PAGE
————
Zelmira, synonyme d’ennui ? – ainsi que l’écrivait Le Globe en 1826 lors de la création parisienne de ce dramma per musica, le dernier des neuf composés par Rossini à l’intention du public napolitain.
Retour en 1822. Le Pesarese présente au Teatro San Carlo son nouvel opéra. Le livret d’Andrea Leone Tottola est tiré d’une pièce de théâtre de l’auteur français Dormont de Belloy datée de 1759, elle-même inspirée de Métastase. C’est dire combien l’ouvrage hérite de conventions dramaturgiques qui nous sont devenues étrangères. L’intrigue empile complots et faux-semblants au détriment de la clarté émotionnelle. Devoir et politique prennent le pas sur des passions concrètes, ce qui peut dérouter le spectateur moderne habitué à des récits plus réalistes. Renforcée par l’absence d’exposition et par la primauté accordée à l’éclat musical sur la vraisemblance dramatique, cette difficulté d’accès joue en la défaveur de l’œuvre, sauf à la projeter dans un univers scénique aux codes adaptés à notre sensibilité contemporaine. En ce sens, le choix par le Rossini Opera Festival d’un metteur en scène disruptif et sulfureux comme Calixto Bieito se justifie.
————
DONNÉES BRUTES
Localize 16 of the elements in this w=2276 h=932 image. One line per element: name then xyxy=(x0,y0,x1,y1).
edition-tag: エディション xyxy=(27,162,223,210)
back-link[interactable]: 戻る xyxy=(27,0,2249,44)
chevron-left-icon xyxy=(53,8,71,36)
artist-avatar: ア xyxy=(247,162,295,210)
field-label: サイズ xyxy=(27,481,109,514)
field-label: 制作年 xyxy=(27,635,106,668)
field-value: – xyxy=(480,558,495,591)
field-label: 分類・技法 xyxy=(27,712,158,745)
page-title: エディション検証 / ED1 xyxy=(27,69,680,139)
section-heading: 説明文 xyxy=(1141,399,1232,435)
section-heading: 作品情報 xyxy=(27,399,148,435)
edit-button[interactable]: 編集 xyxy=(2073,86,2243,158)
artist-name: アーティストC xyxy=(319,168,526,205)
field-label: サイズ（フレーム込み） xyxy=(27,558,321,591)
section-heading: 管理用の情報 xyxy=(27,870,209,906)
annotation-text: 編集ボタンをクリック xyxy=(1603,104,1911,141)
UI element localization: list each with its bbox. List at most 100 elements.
————
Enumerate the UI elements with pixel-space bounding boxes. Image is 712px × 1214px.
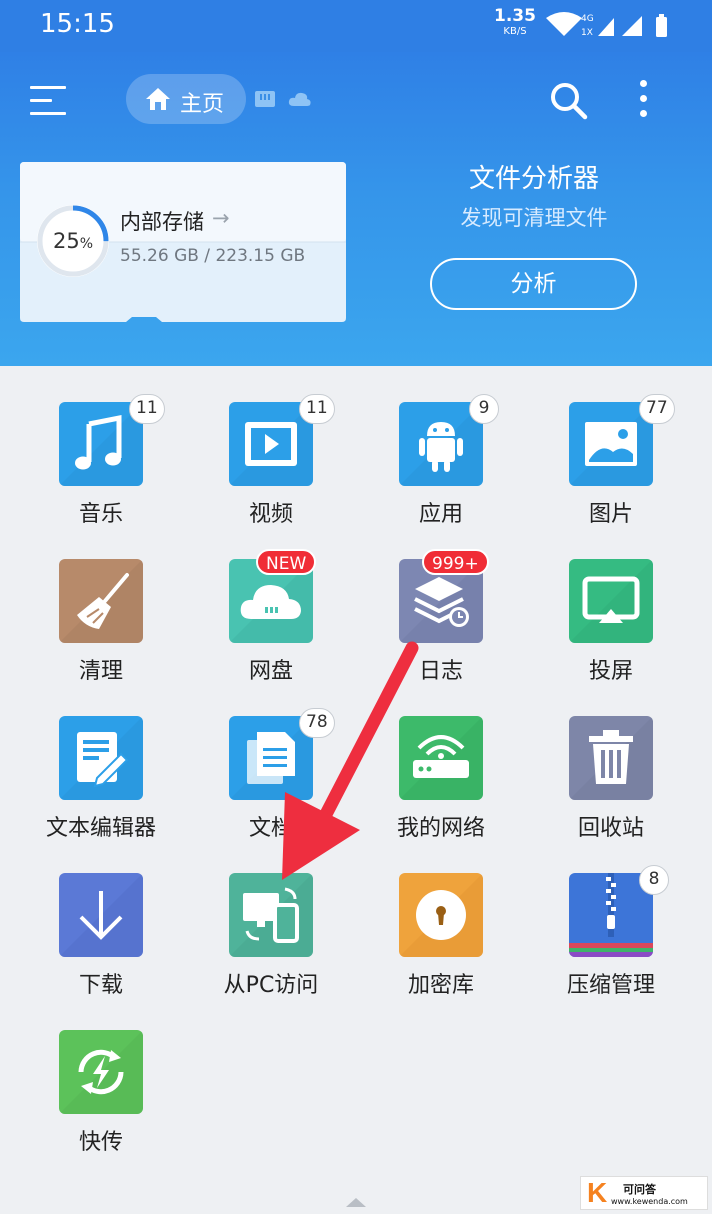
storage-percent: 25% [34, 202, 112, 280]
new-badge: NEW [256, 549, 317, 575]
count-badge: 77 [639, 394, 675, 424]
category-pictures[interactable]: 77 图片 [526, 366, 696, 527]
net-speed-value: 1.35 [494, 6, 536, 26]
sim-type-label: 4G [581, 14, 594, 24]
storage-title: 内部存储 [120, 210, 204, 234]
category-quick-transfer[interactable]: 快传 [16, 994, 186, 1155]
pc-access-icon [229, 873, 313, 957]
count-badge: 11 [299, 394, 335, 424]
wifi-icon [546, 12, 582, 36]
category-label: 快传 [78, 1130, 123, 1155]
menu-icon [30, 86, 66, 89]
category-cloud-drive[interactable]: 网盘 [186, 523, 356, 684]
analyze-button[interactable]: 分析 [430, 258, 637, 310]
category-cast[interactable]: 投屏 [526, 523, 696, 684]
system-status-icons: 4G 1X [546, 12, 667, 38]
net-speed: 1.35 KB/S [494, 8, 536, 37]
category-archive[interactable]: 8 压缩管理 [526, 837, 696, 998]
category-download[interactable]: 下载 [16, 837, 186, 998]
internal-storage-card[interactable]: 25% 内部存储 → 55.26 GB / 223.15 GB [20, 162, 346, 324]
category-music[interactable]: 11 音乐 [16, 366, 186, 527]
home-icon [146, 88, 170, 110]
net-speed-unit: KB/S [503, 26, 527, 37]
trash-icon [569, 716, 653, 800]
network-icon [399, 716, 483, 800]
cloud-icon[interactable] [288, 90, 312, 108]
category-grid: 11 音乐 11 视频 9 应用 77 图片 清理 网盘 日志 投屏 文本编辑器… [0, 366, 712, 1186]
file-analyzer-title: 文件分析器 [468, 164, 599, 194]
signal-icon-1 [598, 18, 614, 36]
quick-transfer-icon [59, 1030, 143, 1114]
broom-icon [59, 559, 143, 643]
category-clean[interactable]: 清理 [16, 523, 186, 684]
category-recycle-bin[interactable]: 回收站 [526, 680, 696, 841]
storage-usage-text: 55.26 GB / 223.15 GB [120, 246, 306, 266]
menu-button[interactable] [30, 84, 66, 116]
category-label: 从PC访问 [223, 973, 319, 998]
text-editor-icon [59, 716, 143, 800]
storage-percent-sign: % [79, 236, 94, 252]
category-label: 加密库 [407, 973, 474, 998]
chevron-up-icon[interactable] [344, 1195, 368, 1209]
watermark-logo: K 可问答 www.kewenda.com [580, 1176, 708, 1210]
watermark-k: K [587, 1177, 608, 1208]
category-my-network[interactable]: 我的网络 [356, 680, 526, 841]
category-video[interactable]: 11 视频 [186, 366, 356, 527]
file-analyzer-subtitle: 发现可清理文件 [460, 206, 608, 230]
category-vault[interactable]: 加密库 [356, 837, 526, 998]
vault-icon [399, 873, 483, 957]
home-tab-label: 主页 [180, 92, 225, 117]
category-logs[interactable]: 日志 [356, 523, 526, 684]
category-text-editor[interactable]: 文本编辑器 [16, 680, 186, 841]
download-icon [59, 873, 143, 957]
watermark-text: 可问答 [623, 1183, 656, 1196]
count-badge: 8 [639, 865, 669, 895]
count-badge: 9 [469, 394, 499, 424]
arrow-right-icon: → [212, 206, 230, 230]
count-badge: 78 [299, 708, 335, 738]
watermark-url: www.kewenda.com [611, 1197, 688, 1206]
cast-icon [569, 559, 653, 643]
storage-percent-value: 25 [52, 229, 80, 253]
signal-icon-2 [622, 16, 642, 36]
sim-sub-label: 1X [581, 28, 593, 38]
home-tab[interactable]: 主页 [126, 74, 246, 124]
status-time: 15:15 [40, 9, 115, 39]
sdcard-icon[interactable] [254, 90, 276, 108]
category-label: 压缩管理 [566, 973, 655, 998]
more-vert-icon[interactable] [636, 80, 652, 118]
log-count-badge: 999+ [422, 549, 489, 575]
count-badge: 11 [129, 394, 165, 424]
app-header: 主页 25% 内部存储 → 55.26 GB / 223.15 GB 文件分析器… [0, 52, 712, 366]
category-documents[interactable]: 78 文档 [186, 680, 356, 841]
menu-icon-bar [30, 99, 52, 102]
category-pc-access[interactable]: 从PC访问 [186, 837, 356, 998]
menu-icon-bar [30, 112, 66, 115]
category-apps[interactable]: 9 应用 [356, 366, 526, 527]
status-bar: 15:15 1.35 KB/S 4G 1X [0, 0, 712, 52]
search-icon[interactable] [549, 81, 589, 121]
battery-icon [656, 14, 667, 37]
————
EXERCICES
a. Répondez à ces questions à partir du texte sur Zelmira :
(i) Quel journal a parlé d'ennui à propos de Zelmira en 1826 ?
(ii) De quelle année date la pièce de Dormont de Belloy dont est tiré le livret ?
(iii) Quel metteur en scène le Rossini Opera Festival a-t-il choisi ?
b. Dans la liste, présentez sous forme de liste JSON de chaînes tout ce qui va de la ligne contenant "Enumerate the UI" jusqu'à la ligne contenant "category-archive[interactable]: 8 压缩管理", une chaîne par ligne. Laissez de côté les lignes vides et les images.
Le texte sur Zelmira et la liste n'ont pas la même origine.

RÉPONSES
a.
(i) Le Globe.
(ii) 1759.
(iii) Calixto Bieito.

b.
[
  "Enumerate the UI elements with pixel-space bounding boxes. Image is 712px × 1214px.",
  "storage-percent: 25% [34, 202, 112, 280]",
  "new-badge: NEW [256, 549, 317, 575]",
  "count-badge: 77 [639, 394, 675, 424]",
  "category-pictures[interactable]: 77 图片 [526, 366, 696, 527]",
  "net-speed-value: 1.35 [494, 6, 536, 26]",
  "sim-type-label: 4G [581, 14, 594, 24]",
  "storage-title: 内部存储 [120, 210, 204, 234]",
  "category-quick-transfer[interactable]: 快传 [16, 994, 186, 1155]",
  "pc-access-icon [229, 873, 313, 957]",
  "count-badge: 11 [299, 394, 335, 424]",
  "wifi-icon [546, 12, 582, 36]",
  "category-label: 快传 [78, 1130, 123, 1155]",
  "menu-icon [30, 86, 66, 89]",
  "category-cloud-drive[interactable]: 网盘 [186, 523, 356, 684]",
  "analyze-button[interactable]: 分析 [430, 258, 637, 310]",
  "category-cast[interactable]: 投屏 [526, 523, 696, 684]",
  "system-status-icons: 4G 1X [546, 12, 667, 38]",
  "net-speed: 1.35 KB/S [494, 8, 536, 37]",
  "category-archive[interactable]: 8 压缩管理 [526, 837, 696, 998]"
]